§ **PASSAGE SHOWN**:
====================
Worf Didn’t Know He Had A Son

If the idea that this honorable Klingon warrior is actually an awful father sounds surprising, all you need to do is watch a few episodes of Star Trek: The Next Generation and Star Trek: Deep Space Nine featuring Worf’s interactions with Alexander. Initially, the Klingon had no idea that he even had a son because this was hidden from him by Alexander’s half-Klingon, half-human mother K’Ehleyr.

He’d later confess to Chief O’Brien that he would always regret not seeing his son as a toddler; based on the fact that the kid was hidden from Worf and he had to raise Alexander after K’Ehleyr died, it’s hard not to be sympathetic.

The Klingon Sends His Son Away

That sympathy lasts only until you hit any given Star Trek episode showing their interactions as father and son. For one thing, Worf wastes no time trying to dump his son off on his adoptive human parents, kicking Alexander off the Enterprise so that he could be raised on Earth.

He returns to the ship only a year later, and it’s worth noting that Worf would frequently fret over his son not being Klingon enough…an ironic complaint given that Worf did everything possible to ensure his three-quarters-human son was raised by humans on the human homeworld.

Worf and Alexander bond a bit over the course of Star Trek: The Next Generation, but by the time the Klingon transfers to Deep Space Nine, we discover he has sent Alexander to live with his adoptive parents on Earth yet again. Keep in mind the primary reason those parents sent Alexander back to the Enterprise in the first place is because they thought he needed his father around and believed they were too old to raise a Klingon. 

Worf apparently has no problem later disregarding their wishes, abandoning Alexander yet again and leaving it to his elderly parents (now that much older) to raise the kid they were convinced they couldn’t handle.
====================
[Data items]
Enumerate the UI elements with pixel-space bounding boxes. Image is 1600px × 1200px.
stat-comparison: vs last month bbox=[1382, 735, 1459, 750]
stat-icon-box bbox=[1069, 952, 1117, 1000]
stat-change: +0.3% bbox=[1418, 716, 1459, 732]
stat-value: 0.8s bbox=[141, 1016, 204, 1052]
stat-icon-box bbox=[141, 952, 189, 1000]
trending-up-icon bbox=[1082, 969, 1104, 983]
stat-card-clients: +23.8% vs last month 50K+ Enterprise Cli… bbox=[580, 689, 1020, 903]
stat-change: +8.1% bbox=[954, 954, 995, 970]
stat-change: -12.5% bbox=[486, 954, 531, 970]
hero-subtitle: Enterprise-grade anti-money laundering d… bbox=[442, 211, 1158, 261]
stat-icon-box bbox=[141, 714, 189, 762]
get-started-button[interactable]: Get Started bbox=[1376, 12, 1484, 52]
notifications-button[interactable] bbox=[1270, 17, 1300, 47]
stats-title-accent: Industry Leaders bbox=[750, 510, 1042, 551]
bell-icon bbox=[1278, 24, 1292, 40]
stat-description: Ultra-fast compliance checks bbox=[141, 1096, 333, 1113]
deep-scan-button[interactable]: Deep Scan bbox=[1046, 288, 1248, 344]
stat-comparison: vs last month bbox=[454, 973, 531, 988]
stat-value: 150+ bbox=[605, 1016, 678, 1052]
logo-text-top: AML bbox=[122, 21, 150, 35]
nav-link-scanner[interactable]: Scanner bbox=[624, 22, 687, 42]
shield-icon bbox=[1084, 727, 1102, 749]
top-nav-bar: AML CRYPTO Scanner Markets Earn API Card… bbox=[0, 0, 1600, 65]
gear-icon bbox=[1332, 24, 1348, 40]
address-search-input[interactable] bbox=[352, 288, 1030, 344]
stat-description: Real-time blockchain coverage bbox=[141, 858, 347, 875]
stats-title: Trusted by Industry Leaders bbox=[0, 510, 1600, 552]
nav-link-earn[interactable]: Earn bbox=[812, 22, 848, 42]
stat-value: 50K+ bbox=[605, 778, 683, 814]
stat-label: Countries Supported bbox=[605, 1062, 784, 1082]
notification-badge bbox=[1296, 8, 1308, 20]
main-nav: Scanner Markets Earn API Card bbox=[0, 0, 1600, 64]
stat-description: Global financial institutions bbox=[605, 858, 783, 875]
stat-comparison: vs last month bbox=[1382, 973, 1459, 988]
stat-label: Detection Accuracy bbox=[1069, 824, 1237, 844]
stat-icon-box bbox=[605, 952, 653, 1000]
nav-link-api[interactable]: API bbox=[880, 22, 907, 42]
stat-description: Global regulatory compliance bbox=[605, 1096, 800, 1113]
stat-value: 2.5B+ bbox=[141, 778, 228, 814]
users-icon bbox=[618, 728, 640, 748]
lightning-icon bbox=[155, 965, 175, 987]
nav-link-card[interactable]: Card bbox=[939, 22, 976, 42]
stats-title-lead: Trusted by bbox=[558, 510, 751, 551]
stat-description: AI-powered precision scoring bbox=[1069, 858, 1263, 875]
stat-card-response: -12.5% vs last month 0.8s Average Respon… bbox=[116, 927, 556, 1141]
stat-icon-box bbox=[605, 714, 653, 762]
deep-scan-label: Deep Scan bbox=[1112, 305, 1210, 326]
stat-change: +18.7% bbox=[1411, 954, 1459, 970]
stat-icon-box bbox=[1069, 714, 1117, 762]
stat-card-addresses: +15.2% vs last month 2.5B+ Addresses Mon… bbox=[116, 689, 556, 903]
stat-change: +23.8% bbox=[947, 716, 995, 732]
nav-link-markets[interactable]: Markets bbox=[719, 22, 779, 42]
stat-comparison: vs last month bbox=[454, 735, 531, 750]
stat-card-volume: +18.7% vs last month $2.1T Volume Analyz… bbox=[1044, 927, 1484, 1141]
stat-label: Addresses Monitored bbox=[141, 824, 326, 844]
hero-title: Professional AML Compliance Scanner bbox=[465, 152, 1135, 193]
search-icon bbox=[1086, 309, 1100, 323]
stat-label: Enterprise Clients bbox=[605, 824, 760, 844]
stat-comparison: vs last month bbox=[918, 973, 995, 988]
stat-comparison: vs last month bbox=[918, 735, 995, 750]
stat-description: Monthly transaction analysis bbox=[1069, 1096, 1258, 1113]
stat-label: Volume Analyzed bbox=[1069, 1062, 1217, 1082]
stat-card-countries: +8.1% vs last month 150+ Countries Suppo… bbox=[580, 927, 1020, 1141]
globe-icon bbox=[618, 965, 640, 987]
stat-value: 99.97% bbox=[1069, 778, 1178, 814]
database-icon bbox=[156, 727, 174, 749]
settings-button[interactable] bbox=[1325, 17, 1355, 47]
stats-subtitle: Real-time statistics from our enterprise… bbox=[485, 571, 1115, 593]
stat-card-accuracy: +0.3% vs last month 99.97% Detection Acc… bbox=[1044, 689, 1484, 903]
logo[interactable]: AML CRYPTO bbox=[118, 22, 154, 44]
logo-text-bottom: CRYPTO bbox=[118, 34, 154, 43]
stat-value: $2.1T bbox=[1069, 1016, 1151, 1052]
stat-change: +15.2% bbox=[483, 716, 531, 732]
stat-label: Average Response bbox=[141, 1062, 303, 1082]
====================
§ **YOUR INSTRUCTIONS**: Which characters does the passage about Worf and his son mention by name? Rely only on the passage about Worf and his son.

§ **WRITTEN ANSWER**:
- Worf
- Alexander
- K’Ehleyr
- Chief O’Brien